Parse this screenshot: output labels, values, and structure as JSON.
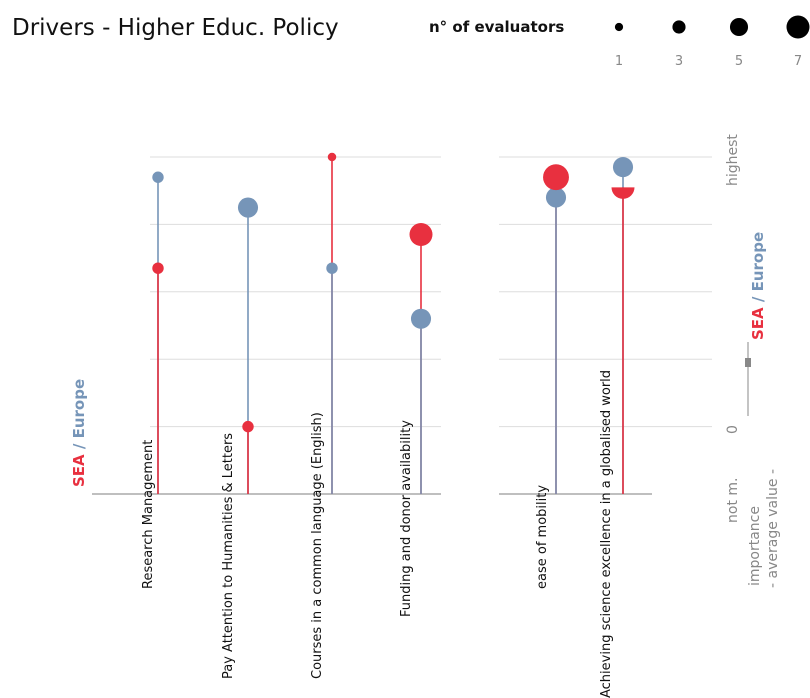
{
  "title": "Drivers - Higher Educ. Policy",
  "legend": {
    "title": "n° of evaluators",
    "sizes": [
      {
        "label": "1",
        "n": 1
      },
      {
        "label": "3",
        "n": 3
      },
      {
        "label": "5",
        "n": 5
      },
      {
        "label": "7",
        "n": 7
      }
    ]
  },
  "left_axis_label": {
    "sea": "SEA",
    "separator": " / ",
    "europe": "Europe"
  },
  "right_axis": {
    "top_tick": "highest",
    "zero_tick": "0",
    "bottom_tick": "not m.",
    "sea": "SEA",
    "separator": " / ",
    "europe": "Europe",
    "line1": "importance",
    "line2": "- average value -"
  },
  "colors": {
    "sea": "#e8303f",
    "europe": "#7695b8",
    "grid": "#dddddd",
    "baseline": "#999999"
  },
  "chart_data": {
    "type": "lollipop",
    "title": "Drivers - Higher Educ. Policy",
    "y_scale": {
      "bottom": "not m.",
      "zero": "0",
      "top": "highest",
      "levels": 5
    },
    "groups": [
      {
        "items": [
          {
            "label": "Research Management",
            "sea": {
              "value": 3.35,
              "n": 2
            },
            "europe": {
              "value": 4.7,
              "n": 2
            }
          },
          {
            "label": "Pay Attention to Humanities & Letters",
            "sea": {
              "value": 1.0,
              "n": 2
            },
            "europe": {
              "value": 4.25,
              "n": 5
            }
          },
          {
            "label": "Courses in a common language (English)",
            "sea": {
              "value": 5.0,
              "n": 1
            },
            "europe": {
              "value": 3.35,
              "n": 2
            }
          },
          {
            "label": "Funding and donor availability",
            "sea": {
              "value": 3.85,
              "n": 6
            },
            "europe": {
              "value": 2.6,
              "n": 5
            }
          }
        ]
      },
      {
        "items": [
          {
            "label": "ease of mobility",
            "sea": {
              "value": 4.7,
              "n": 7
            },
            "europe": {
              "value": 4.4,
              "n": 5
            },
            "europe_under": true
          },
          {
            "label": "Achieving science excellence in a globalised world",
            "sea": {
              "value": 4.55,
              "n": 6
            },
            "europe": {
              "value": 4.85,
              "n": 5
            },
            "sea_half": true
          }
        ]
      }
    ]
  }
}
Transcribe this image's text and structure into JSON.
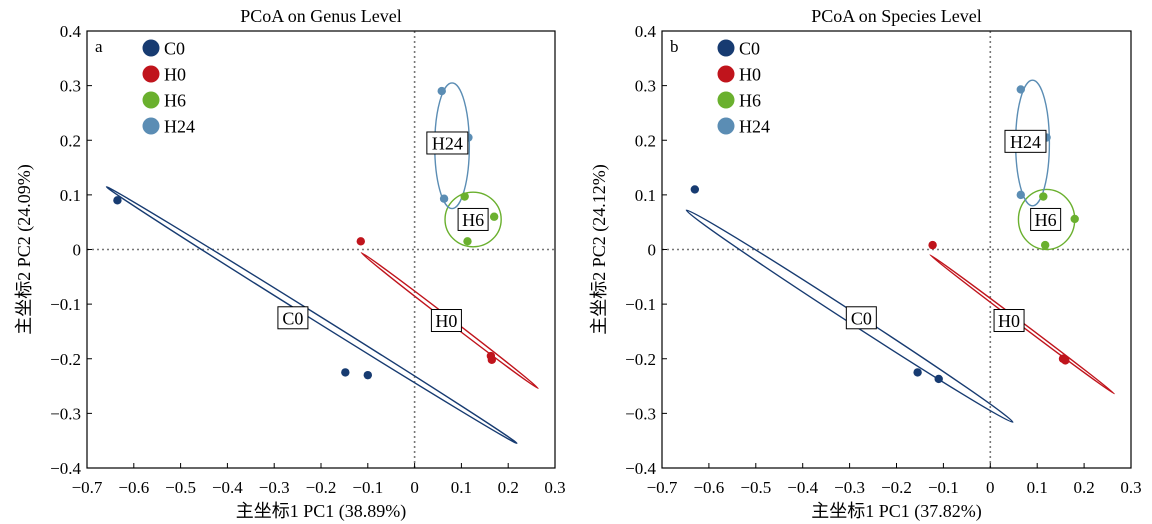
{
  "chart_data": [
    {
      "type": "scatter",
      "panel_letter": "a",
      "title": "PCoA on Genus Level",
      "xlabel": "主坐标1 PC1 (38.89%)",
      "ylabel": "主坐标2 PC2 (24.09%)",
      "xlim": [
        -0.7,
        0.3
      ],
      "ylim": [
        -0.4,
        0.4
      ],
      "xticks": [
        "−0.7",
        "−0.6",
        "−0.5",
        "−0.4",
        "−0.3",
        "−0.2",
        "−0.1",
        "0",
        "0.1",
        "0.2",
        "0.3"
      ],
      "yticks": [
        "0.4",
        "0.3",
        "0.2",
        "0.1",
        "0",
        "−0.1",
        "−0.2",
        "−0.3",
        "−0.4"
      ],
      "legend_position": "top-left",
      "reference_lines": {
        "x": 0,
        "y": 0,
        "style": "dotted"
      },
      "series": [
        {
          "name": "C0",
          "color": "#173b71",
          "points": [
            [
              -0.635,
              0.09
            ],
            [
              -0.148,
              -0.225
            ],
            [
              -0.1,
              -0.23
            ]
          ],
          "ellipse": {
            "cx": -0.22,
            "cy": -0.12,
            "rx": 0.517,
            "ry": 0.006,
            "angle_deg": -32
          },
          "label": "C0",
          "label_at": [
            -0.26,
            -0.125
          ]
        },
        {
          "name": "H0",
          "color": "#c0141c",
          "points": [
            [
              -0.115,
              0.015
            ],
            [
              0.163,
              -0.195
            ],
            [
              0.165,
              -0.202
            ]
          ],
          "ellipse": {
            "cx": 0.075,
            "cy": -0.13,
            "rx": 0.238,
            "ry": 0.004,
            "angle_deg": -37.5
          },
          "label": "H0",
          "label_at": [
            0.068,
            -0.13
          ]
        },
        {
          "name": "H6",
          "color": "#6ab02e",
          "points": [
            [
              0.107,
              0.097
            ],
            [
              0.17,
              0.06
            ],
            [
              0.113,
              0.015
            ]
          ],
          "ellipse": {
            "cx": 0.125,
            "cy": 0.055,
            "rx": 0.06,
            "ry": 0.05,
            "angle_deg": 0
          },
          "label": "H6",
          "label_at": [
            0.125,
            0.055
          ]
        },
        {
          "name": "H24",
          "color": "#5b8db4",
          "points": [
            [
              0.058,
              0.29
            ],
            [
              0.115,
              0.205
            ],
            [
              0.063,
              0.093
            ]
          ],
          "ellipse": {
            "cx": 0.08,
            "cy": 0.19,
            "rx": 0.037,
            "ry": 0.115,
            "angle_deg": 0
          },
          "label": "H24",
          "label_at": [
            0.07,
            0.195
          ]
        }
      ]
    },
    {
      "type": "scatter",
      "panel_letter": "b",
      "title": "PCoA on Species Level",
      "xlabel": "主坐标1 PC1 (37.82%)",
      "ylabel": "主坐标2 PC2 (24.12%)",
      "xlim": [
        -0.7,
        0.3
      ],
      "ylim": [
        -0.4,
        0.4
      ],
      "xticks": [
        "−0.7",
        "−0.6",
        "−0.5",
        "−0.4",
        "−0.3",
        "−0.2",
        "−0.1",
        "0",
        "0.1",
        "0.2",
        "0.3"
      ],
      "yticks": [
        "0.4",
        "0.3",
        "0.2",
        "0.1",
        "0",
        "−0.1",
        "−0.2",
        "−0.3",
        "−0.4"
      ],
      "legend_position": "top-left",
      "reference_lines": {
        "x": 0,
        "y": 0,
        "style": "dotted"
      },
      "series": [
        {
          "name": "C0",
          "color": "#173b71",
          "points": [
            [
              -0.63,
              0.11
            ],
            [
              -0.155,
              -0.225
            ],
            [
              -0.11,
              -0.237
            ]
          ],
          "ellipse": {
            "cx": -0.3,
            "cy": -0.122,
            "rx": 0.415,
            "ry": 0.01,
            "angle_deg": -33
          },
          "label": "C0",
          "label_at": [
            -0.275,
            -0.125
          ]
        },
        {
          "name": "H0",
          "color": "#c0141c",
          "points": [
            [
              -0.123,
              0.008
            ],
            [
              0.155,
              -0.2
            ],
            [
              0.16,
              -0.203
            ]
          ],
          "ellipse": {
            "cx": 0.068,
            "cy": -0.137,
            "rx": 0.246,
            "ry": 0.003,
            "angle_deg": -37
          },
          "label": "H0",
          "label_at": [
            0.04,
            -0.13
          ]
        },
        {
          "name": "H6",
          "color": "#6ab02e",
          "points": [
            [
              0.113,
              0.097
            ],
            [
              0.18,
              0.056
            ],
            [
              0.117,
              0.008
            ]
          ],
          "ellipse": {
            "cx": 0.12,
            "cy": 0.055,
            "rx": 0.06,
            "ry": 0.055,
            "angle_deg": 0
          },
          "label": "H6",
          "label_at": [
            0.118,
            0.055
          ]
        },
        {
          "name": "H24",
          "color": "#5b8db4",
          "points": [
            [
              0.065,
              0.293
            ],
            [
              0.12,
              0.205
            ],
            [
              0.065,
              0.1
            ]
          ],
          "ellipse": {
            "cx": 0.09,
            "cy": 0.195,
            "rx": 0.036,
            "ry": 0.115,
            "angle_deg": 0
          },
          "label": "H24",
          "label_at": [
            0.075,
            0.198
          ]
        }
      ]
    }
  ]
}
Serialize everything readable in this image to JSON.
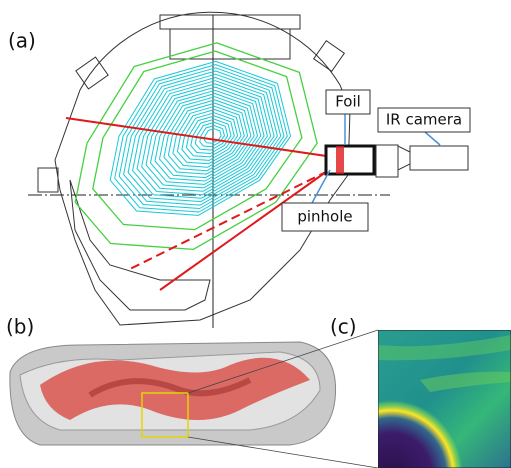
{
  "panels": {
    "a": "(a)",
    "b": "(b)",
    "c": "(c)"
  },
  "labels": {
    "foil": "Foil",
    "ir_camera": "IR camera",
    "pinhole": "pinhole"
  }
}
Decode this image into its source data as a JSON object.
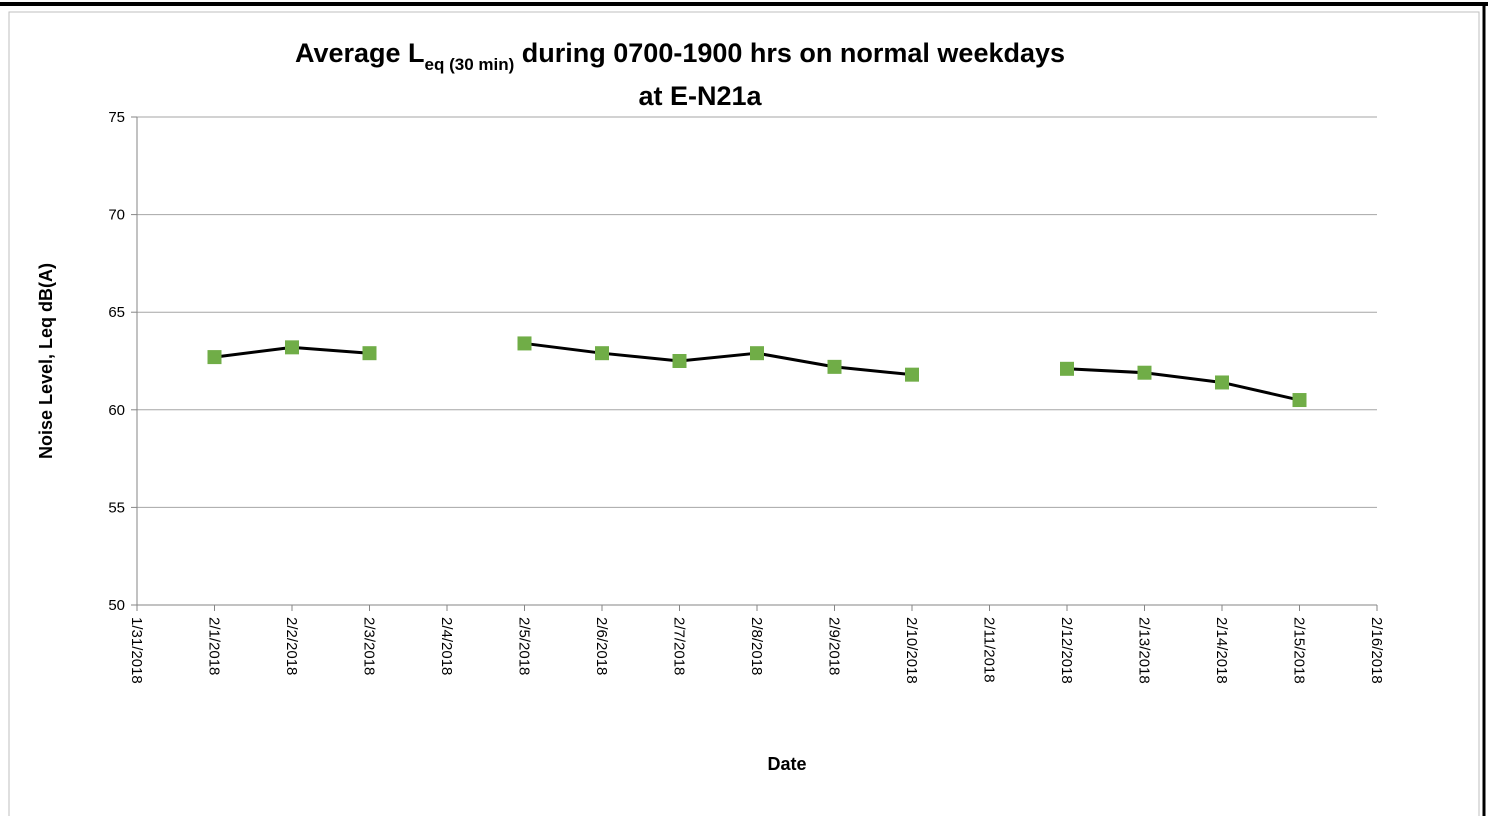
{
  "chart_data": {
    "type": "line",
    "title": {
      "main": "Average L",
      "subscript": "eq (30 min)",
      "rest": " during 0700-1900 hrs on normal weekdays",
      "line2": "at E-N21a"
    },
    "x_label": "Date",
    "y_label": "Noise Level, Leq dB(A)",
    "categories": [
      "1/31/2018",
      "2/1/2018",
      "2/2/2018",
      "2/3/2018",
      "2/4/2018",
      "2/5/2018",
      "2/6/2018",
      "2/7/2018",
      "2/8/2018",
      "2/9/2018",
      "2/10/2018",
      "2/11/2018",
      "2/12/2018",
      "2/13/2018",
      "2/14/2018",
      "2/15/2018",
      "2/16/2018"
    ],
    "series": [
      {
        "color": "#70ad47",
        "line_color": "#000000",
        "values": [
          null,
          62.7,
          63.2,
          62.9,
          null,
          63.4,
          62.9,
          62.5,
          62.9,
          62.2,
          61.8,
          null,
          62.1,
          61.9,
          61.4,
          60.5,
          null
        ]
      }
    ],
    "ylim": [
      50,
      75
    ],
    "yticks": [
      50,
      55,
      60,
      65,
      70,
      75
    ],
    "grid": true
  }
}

- _WHAT YOU SHOULD DO_: All lines from the one holding "Decode this image" through the last line of the entries, and nothing else, are to be output exactly; leave out the pictures.

- _THE RESPONSE_:
Decode this image into its source data as a JSON object.
{
  "chart_data": {
    "type": "line",
    "title": {
      "main": "Average L",
      "subscript": "eq (30 min)",
      "rest": " during 0700-1900 hrs on normal weekdays",
      "line2": "at E-N21a"
    },
    "x_label": "Date",
    "y_label": "Noise Level, Leq dB(A)",
    "categories": [
      "1/31/2018",
      "2/1/2018",
      "2/2/2018",
      "2/3/2018",
      "2/4/2018",
      "2/5/2018",
      "2/6/2018",
      "2/7/2018",
      "2/8/2018",
      "2/9/2018",
      "2/10/2018",
      "2/11/2018",
      "2/12/2018",
      "2/13/2018",
      "2/14/2018",
      "2/15/2018",
      "2/16/2018"
    ],
    "series": [
      {
        "color": "#70ad47",
        "line_color": "#000000",
        "values": [
          null,
          62.7,
          63.2,
          62.9,
          null,
          63.4,
          62.9,
          62.5,
          62.9,
          62.2,
          61.8,
          null,
          62.1,
          61.9,
          61.4,
          60.5,
          null
        ]
      }
    ],
    "ylim": [
      50,
      75
    ],
    "yticks": [
      50,
      55,
      60,
      65,
      70,
      75
    ],
    "grid": true
  }
}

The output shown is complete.